**Page excerpt**:
┄┄┄┄┄┄┄┄┄┄

SleeplessInWherever · 02/10/2025 13:35

ThisOldThang · 02/10/2025 13:29

My question regarding warehousing related to children that are violent and not safe to be around other children.

It's clearly unreasonable and dangerous to mix these violent children with non-violent children when the triggers are 'don't turn your back on them' or 'don't be at a lower level then them'. It precludes any safe mixing with the general school population, so what's the point of them being in the school?

Warehousing the violent kids in a safe but basic/cheap environment, to provide parental/sibling respite, should IMHO be an option. The current system clearly isn't working and is financially unsustainable.

Whether the parents of SEN kids like it or not, non-SEN kids need to get a decent education and that costs money. It's dependent upon a calm and safe school. SEN spending of £100k per year upon children that will probably never have a job is a poor allocation of limited resources.

If the non-SEN kids don't get a good education, who is going to be funding the care of these SEN kids as adults?

As I said earlier in the thread, my brother is brain damaged and had a 1:1 classroom assistant in primary and secondary school. That obviously cost money, but he wasn't disruptive or a danger to other children.

Sorry, what?

Why does the environment have to be “basic/cheap,” and the focus be exclusively respite?

Children like mine learn. They learn slower, and they learn differently, but they learn.

Why would that be taken from him, and be replaced by a basic provision that just houses him so we can get some rest (work, but still).

Do those children not deserve the opportunity to learn and develop?

If all you mean is that they should be in a suitable separate provision, agreed - that’s what resourced hubs and SEN schools are for.

But it sounds like you’re suggesting withdrawing resources and giving them the cheaper basics, with no intention of any learning going on.

Avantiagain · 02/10/2025 13:41

"I was violently attacked?"

If someone used that phrase about my son I would think they didn't understand his needs and shouldn't be working with him. My son was in specialist though and that way of thinking wouldn't have been accepted there.

flawlessflipper · 02/10/2025 13:42

People who resent spending money on DC with SEN are shortsighted. They fail to realise DC who do not have their needs met as CYP will cost the state more in adult life.

Without support now, many will need a greater amount of support throughout adult life.
For example:
It can be the difference between needing a residential placement or not.
It can be the difference between contact with the justice system or not
It can be the difference between requiring 2:1 support in the community or only 1:1 support as an adult.
Or the difference between 24/7 support and support for only part of the time.
For some, it can be the difference between working and not working.

Education is important for all.

‘Warehousing’ wouldn’t be cheap.

Avantiagain · 02/10/2025 13:44

"Warehousing the violent kids in a safe but basic/cheap environment, to provide parental/sibling respite, should IMHO be an option. "

I am getting echos of the 1940s with that warehousing comment.

Kirbert2 · 02/10/2025 13:45

SleeplessInWherever · 02/10/2025 13:35

Sorry, what?

┄┄┄┄┄┄┄┄┄┄

**Material supplied**:
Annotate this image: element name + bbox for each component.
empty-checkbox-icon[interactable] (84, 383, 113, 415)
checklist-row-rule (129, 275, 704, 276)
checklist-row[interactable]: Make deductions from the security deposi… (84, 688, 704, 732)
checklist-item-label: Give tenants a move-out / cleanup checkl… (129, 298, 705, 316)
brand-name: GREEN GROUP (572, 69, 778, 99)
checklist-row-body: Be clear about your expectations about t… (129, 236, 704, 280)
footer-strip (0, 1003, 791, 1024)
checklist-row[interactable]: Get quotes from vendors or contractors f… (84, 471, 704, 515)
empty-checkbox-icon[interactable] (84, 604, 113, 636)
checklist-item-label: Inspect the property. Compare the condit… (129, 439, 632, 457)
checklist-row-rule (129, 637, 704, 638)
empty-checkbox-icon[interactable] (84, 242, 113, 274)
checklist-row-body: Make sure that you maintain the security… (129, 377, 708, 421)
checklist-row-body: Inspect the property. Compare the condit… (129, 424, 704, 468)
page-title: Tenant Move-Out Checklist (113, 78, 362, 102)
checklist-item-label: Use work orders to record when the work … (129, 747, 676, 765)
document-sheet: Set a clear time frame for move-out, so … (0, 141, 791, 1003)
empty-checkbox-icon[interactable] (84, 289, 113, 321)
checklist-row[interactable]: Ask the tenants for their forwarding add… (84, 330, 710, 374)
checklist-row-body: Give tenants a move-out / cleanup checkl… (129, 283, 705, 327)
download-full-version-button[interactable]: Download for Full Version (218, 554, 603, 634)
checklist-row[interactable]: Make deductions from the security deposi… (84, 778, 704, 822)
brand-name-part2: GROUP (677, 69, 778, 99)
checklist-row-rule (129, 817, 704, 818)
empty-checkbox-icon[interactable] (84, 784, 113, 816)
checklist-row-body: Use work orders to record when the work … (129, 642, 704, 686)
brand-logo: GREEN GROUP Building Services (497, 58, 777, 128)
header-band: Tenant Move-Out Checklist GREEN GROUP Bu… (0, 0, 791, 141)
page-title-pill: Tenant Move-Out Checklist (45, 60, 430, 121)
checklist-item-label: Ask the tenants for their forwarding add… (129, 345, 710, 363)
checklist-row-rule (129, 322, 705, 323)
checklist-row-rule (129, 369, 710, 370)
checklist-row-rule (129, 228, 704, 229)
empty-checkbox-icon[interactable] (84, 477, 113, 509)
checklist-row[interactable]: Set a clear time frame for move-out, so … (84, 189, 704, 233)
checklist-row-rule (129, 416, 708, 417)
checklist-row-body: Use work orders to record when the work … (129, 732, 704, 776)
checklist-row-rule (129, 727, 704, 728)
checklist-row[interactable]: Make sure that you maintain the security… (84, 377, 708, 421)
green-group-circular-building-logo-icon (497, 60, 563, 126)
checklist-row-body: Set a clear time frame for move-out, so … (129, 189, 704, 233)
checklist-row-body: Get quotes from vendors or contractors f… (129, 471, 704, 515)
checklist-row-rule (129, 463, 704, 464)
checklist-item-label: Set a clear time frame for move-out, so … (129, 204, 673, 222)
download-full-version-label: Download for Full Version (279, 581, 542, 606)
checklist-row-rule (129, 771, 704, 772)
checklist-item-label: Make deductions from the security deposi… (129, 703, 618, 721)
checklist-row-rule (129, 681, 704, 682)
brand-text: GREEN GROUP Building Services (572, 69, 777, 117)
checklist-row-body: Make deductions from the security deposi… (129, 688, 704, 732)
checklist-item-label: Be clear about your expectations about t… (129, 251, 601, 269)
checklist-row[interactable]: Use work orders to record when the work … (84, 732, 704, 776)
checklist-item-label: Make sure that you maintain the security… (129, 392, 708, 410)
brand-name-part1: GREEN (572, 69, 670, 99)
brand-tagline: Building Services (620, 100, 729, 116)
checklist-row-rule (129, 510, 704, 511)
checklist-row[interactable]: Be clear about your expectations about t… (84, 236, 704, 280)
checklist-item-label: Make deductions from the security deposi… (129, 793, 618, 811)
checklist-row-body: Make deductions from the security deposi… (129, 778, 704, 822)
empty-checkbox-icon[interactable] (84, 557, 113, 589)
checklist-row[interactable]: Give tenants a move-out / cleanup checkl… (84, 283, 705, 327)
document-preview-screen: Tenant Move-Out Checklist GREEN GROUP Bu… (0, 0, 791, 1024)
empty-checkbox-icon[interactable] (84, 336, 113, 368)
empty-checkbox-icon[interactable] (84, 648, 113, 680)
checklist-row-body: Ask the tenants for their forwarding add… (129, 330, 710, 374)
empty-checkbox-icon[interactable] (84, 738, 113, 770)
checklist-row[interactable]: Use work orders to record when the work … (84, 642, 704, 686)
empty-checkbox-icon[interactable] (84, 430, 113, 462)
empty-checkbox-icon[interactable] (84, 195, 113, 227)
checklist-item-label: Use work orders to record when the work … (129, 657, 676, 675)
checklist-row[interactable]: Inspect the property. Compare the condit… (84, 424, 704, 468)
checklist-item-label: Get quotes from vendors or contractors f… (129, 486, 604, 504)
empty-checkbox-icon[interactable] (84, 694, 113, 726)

┄┄┄┄┄┄┄┄┄┄

**Task to carry out**: In the forum thread, what differences does flawlessflipper say support now can make in adult life? List each one.

**Written reply**:
- Needing a residential placement or not
- Contact with the justice system or not
- Requiring 2:1 support in the community or only 1:1 support as an adult
- 24/7 support or support for only part of the time
- Working or not working (for some)